### STATED PROBLEM
Each line that holds the word "Invoices" counts once; give the total for the records below and nothing else.

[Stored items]
'''

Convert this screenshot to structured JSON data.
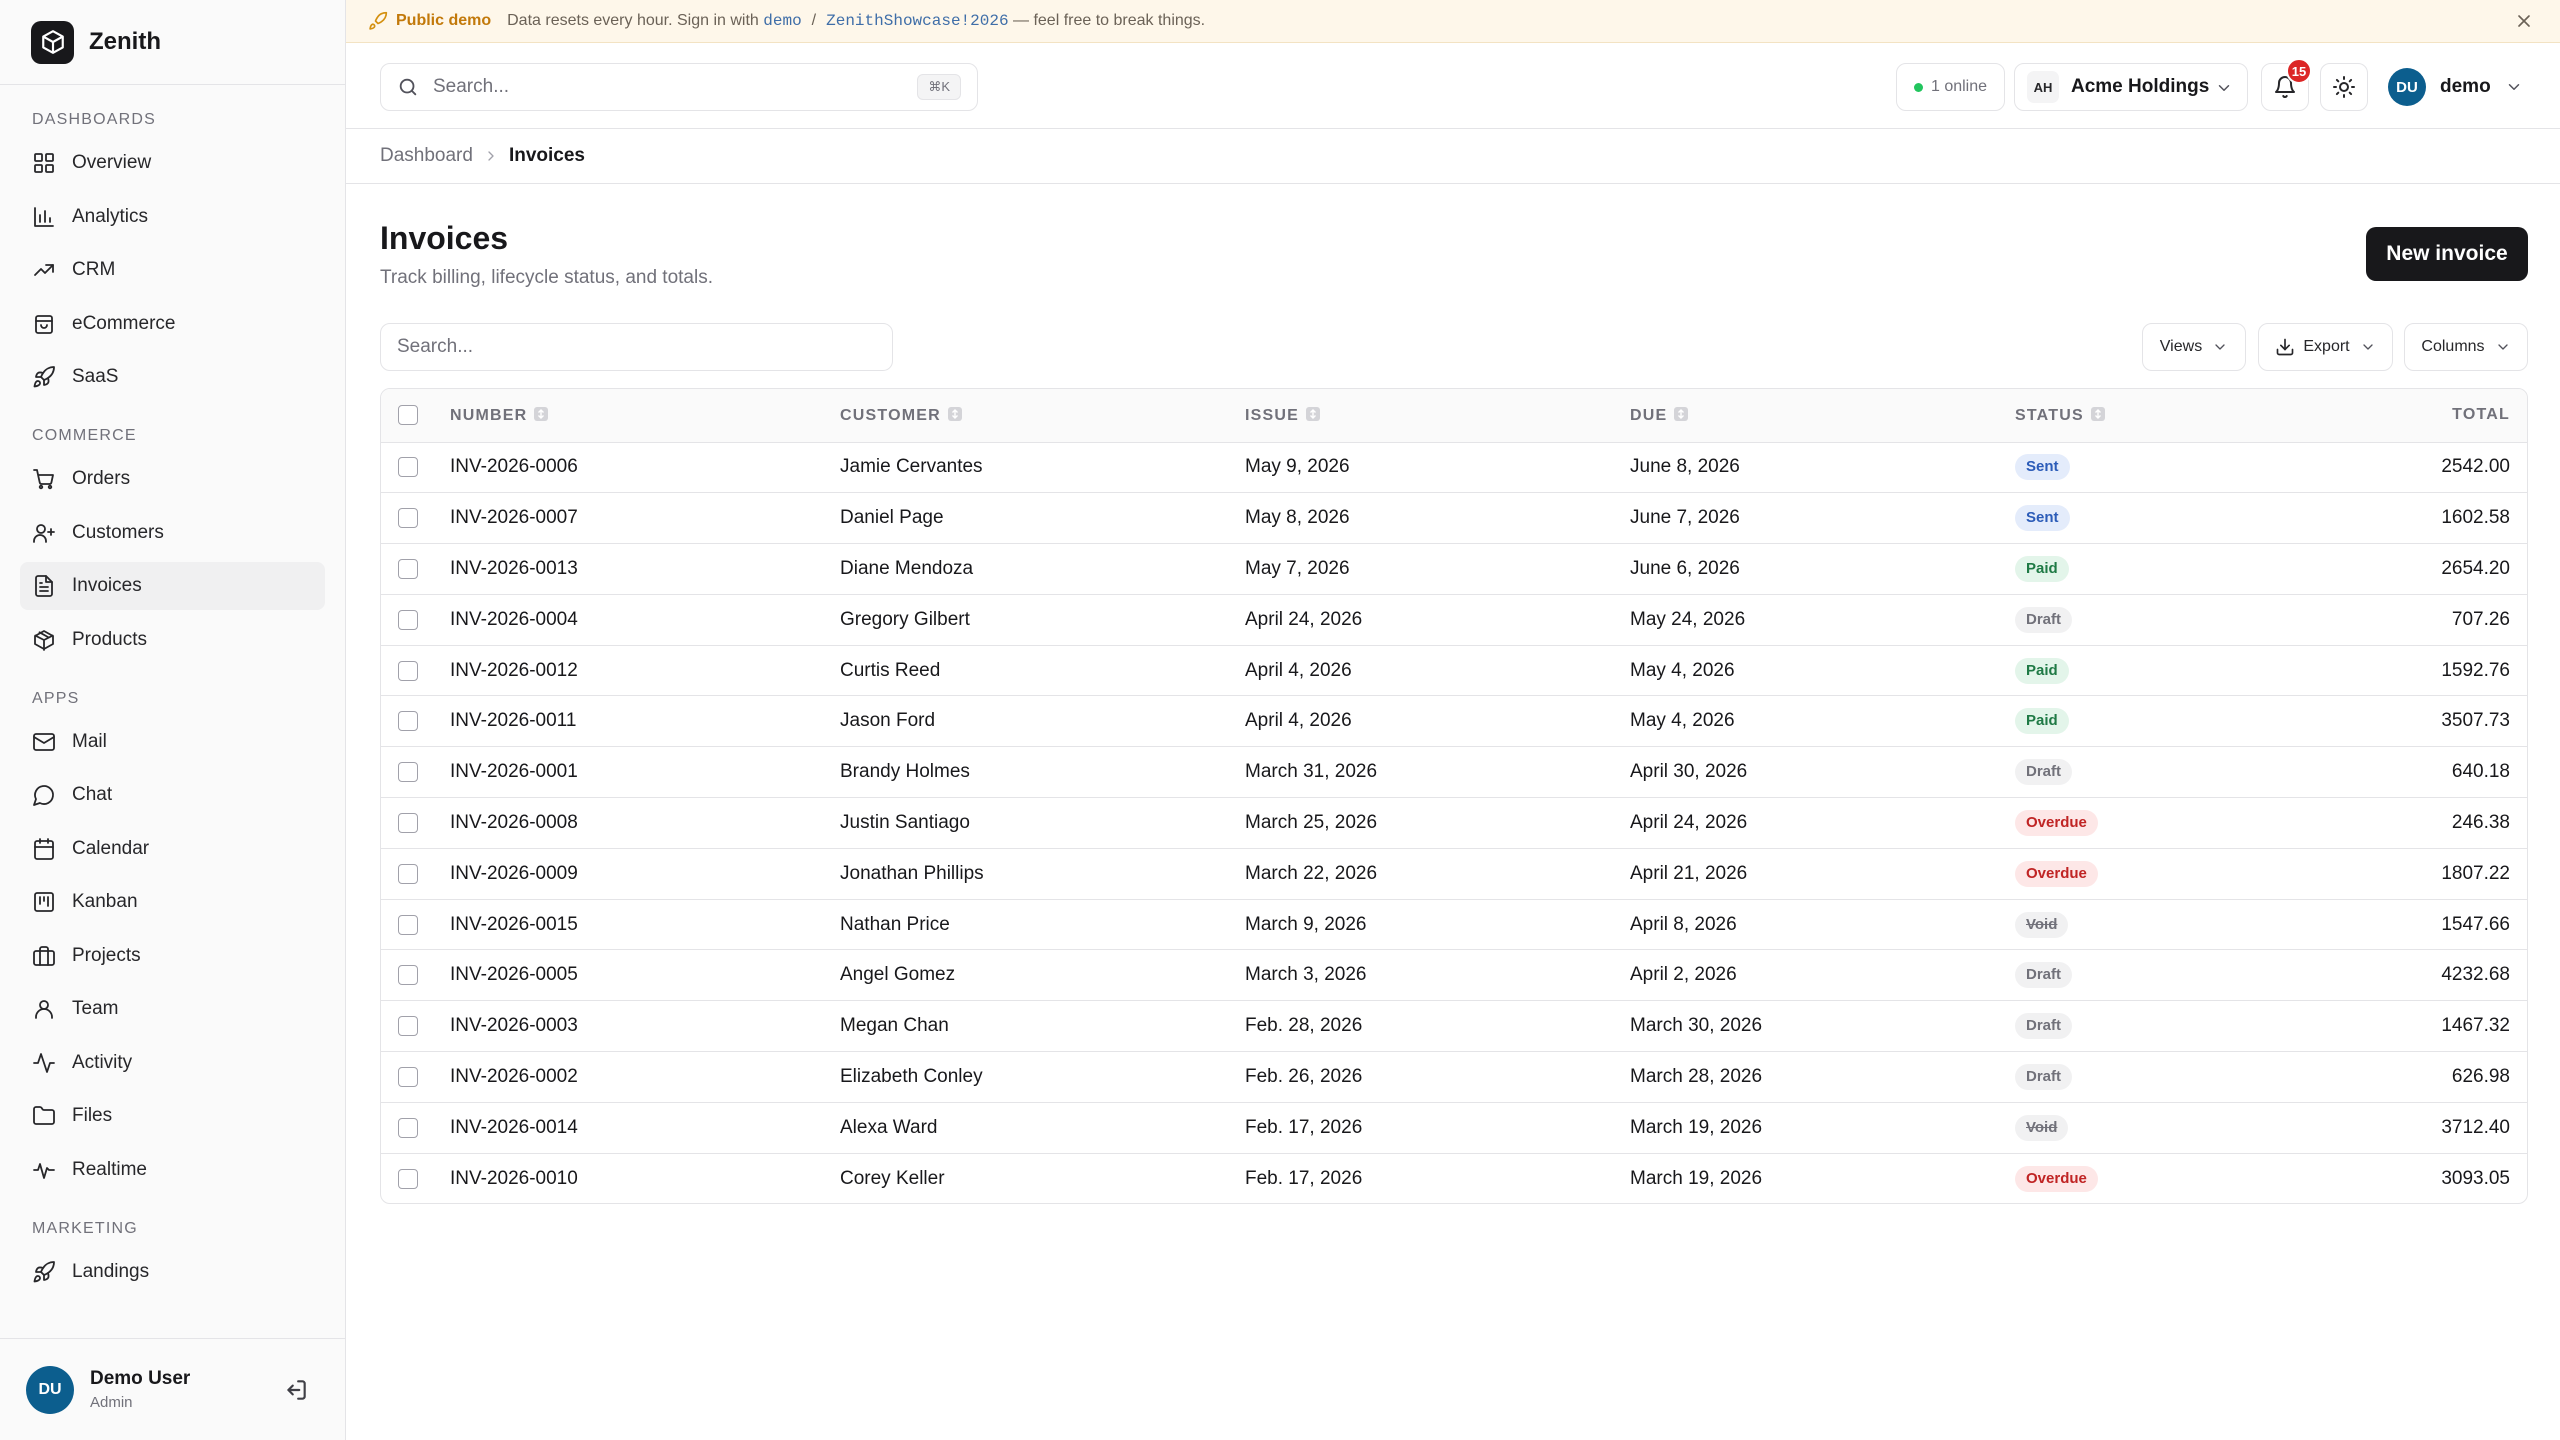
{
  "app": {
    "name": "Zenith"
  },
  "banner": {
    "label": "Public demo",
    "text_before": "Data resets every hour. Sign in with",
    "username": "demo",
    "separator": "/",
    "password": "ZenithShowcase!2026",
    "text_after": "— feel free to break things."
  },
  "sidebar": {
    "sections": [
      {
        "label": "DASHBOARDS",
        "items": [
          {
            "label": "Overview",
            "icon": "layout-grid-icon"
          },
          {
            "label": "Analytics",
            "icon": "bar-chart-icon"
          },
          {
            "label": "CRM",
            "icon": "trending-up-icon"
          },
          {
            "label": "eCommerce",
            "icon": "shopping-bag-icon"
          },
          {
            "label": "SaaS",
            "icon": "rocket-icon"
          }
        ]
      },
      {
        "label": "COMMERCE",
        "items": [
          {
            "label": "Orders",
            "icon": "cart-icon"
          },
          {
            "label": "Customers",
            "icon": "user-plus-icon"
          },
          {
            "label": "Invoices",
            "icon": "file-text-icon",
            "active": true
          },
          {
            "label": "Products",
            "icon": "package-icon"
          }
        ]
      },
      {
        "label": "APPS",
        "items": [
          {
            "label": "Mail",
            "icon": "mail-icon"
          },
          {
            "label": "Chat",
            "icon": "message-circle-icon"
          },
          {
            "label": "Calendar",
            "icon": "calendar-icon"
          },
          {
            "label": "Kanban",
            "icon": "kanban-icon"
          },
          {
            "label": "Projects",
            "icon": "briefcase-icon"
          },
          {
            "label": "Team",
            "icon": "user-icon"
          },
          {
            "label": "Activity",
            "icon": "activity-icon"
          },
          {
            "label": "Files",
            "icon": "folder-icon"
          },
          {
            "label": "Realtime",
            "icon": "pulse-icon"
          }
        ]
      },
      {
        "label": "MARKETING",
        "items": [
          {
            "label": "Landings",
            "icon": "rocket-icon"
          }
        ]
      }
    ],
    "user": {
      "initials": "DU",
      "name": "Demo User",
      "role": "Admin"
    }
  },
  "topbar": {
    "search_placeholder": "Search...",
    "search_shortcut": "⌘K",
    "online": "1 online",
    "org_initials": "AH",
    "org_name": "Acme Holdings",
    "notifications": "15",
    "user_initials": "DU",
    "user_name": "demo"
  },
  "breadcrumb": {
    "parent": "Dashboard",
    "current": "Invoices"
  },
  "page": {
    "title": "Invoices",
    "subtitle": "Track billing, lifecycle status, and totals.",
    "new_button": "New invoice"
  },
  "toolbar": {
    "search_placeholder": "Search...",
    "views": "Views",
    "export": "Export",
    "columns": "Columns"
  },
  "table": {
    "columns": [
      "NUMBER",
      "CUSTOMER",
      "ISSUE",
      "DUE",
      "STATUS",
      "TOTAL"
    ],
    "rows": [
      {
        "number": "INV-2026-0006",
        "customer": "Jamie Cervantes",
        "issue": "May 9, 2026",
        "due": "June 8, 2026",
        "status": "Sent",
        "total": "2542.00"
      },
      {
        "number": "INV-2026-0007",
        "customer": "Daniel Page",
        "issue": "May 8, 2026",
        "due": "June 7, 2026",
        "status": "Sent",
        "total": "1602.58"
      },
      {
        "number": "INV-2026-0013",
        "customer": "Diane Mendoza",
        "issue": "May 7, 2026",
        "due": "June 6, 2026",
        "status": "Paid",
        "total": "2654.20"
      },
      {
        "number": "INV-2026-0004",
        "customer": "Gregory Gilbert",
        "issue": "April 24, 2026",
        "due": "May 24, 2026",
        "status": "Draft",
        "total": "707.26"
      },
      {
        "number": "INV-2026-0012",
        "customer": "Curtis Reed",
        "issue": "April 4, 2026",
        "due": "May 4, 2026",
        "status": "Paid",
        "total": "1592.76"
      },
      {
        "number": "INV-2026-0011",
        "customer": "Jason Ford",
        "issue": "April 4, 2026",
        "due": "May 4, 2026",
        "status": "Paid",
        "total": "3507.73"
      },
      {
        "number": "INV-2026-0001",
        "customer": "Brandy Holmes",
        "issue": "March 31, 2026",
        "due": "April 30, 2026",
        "status": "Draft",
        "total": "640.18"
      },
      {
        "number": "INV-2026-0008",
        "customer": "Justin Santiago",
        "issue": "March 25, 2026",
        "due": "April 24, 2026",
        "status": "Overdue",
        "total": "246.38"
      },
      {
        "number": "INV-2026-0009",
        "customer": "Jonathan Phillips",
        "issue": "March 22, 2026",
        "due": "April 21, 2026",
        "status": "Overdue",
        "total": "1807.22"
      },
      {
        "number": "INV-2026-0015",
        "customer": "Nathan Price",
        "issue": "March 9, 2026",
        "due": "April 8, 2026",
        "status": "Void",
        "total": "1547.66"
      },
      {
        "number": "INV-2026-0005",
        "customer": "Angel Gomez",
        "issue": "March 3, 2026",
        "due": "April 2, 2026",
        "status": "Draft",
        "total": "4232.68"
      },
      {
        "number": "INV-2026-0003",
        "customer": "Megan Chan",
        "issue": "Feb. 28, 2026",
        "due": "March 30, 2026",
        "status": "Draft",
        "total": "1467.32"
      },
      {
        "number": "INV-2026-0002",
        "customer": "Elizabeth Conley",
        "issue": "Feb. 26, 2026",
        "due": "March 28, 2026",
        "status": "Draft",
        "total": "626.98"
      },
      {
        "number": "INV-2026-0014",
        "customer": "Alexa Ward",
        "issue": "Feb. 17, 2026",
        "due": "March 19, 2026",
        "status": "Void",
        "total": "3712.40"
      },
      {
        "number": "INV-2026-0010",
        "customer": "Corey Keller",
        "issue": "Feb. 17, 2026",
        "due": "March 19, 2026",
        "status": "Overdue",
        "total": "3093.05"
      }
    ]
  },
  "colors": {
    "primary": "#18181b",
    "sidebar_bg": "#fafafa",
    "banner_bg": "#fef7ea",
    "banner_accent": "#c2790a",
    "avatar": "#0c5e8e",
    "notification": "#dc2626",
    "online": "#22c55e",
    "status_sent": "#2c5cb8",
    "status_paid": "#1f7a45",
    "status_draft": "#71717a",
    "status_overdue": "#c02424"
  }
}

'''

### ANSWER FOR THE TASK
3